Provide nothing beyond the count of lines that include the string "Illuminate".
* start Data for this exercise *
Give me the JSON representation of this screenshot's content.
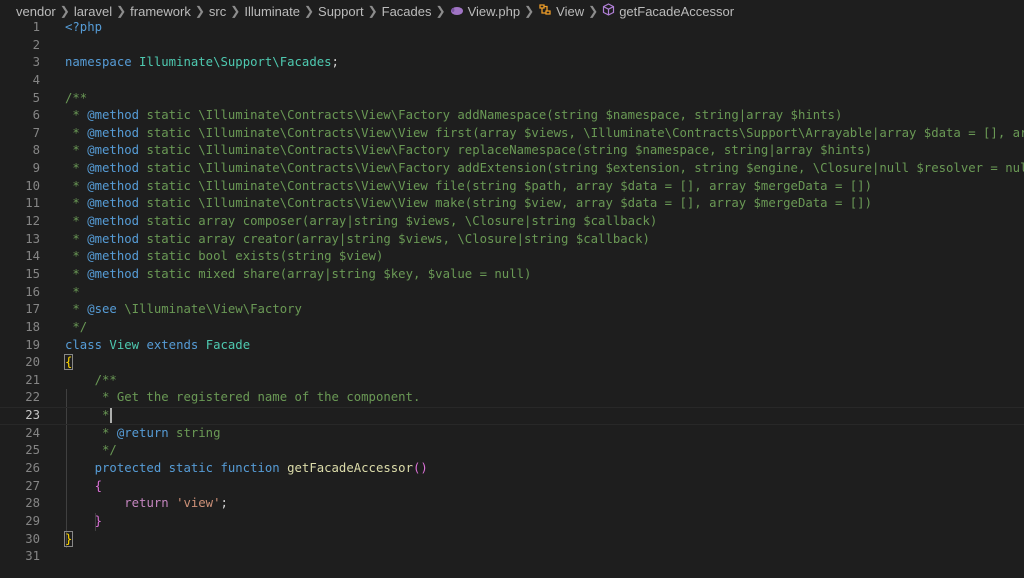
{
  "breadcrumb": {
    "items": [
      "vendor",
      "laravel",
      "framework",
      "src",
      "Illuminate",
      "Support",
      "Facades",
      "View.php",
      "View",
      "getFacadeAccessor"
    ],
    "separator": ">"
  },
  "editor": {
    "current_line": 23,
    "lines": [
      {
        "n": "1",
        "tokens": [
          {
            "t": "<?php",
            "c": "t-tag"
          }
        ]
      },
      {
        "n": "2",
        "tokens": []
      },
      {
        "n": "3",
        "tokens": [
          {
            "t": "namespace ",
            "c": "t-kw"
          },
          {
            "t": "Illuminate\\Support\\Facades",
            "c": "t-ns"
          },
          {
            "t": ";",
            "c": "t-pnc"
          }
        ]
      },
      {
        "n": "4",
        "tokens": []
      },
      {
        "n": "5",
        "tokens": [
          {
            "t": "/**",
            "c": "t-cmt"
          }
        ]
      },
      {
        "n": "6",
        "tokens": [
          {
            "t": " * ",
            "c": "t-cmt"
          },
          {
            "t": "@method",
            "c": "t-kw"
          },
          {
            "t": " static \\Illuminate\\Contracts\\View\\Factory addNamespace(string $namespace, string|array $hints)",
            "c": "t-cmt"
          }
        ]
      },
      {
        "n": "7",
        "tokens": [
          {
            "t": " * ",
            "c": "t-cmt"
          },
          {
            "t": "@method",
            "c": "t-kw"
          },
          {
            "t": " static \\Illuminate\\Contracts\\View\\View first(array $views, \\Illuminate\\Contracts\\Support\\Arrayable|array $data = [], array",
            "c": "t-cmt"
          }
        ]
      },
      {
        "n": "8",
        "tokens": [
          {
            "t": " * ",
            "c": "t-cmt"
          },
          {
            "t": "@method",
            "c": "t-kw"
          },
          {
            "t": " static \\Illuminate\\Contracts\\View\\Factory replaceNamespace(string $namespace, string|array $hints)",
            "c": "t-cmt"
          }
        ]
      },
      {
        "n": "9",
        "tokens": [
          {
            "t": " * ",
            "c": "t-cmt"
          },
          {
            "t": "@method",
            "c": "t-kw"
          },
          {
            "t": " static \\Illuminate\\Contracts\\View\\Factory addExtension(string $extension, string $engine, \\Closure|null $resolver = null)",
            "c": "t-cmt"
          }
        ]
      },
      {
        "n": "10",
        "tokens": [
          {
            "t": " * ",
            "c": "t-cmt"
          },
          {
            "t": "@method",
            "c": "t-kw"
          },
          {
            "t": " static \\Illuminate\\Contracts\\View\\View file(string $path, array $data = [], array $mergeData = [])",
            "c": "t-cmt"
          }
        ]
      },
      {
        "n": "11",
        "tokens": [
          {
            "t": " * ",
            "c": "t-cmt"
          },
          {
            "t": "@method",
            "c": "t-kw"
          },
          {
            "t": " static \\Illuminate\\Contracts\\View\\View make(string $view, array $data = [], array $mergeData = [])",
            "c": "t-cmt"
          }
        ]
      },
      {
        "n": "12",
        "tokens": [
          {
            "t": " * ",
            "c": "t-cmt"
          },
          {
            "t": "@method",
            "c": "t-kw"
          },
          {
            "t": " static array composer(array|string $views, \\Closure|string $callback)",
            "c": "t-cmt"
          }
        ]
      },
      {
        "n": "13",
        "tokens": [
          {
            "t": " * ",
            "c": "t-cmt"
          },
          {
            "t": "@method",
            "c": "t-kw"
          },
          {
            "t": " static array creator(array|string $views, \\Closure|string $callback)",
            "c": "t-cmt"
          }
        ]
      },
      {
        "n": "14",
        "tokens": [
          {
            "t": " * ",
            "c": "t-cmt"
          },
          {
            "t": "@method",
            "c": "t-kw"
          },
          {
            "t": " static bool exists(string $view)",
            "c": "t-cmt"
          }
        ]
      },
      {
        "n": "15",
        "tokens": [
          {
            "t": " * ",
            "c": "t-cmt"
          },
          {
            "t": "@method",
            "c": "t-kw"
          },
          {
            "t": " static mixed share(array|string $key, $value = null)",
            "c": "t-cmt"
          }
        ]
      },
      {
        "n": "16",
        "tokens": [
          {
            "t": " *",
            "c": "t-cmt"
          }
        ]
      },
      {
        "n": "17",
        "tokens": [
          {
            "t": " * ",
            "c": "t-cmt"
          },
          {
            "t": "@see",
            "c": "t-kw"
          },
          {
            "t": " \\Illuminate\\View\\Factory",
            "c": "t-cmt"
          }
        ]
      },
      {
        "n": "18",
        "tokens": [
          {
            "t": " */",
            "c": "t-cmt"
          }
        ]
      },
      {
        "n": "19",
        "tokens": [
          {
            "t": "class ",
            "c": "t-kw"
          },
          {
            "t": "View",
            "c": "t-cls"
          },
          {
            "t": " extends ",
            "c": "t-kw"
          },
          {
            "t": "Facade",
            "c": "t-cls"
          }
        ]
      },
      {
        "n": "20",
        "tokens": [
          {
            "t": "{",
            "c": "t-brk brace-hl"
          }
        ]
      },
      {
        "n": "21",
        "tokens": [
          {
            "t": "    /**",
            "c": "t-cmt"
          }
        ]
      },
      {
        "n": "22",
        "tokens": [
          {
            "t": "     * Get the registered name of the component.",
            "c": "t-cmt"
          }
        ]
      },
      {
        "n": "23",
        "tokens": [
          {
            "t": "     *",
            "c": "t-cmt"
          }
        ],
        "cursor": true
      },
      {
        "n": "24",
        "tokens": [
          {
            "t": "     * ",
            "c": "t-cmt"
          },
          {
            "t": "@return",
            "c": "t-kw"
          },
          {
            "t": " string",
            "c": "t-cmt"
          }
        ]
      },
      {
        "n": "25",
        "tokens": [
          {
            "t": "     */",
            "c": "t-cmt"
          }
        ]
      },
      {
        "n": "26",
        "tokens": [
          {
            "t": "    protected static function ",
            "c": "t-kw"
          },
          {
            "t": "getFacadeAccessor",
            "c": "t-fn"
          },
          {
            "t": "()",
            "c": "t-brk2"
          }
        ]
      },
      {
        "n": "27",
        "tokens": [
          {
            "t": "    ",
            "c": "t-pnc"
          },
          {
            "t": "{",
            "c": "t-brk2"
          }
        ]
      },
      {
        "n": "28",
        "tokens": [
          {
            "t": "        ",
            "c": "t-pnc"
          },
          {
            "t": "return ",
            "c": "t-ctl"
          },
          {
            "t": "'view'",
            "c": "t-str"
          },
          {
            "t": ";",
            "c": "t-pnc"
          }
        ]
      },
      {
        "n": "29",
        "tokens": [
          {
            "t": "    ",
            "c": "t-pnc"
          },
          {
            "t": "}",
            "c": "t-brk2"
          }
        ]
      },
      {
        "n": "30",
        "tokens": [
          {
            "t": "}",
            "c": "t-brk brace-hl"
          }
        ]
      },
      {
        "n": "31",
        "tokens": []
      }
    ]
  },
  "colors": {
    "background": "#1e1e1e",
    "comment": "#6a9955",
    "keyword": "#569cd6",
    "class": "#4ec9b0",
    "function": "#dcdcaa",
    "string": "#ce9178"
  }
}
* end Data for this exercise *
### Problem solution
9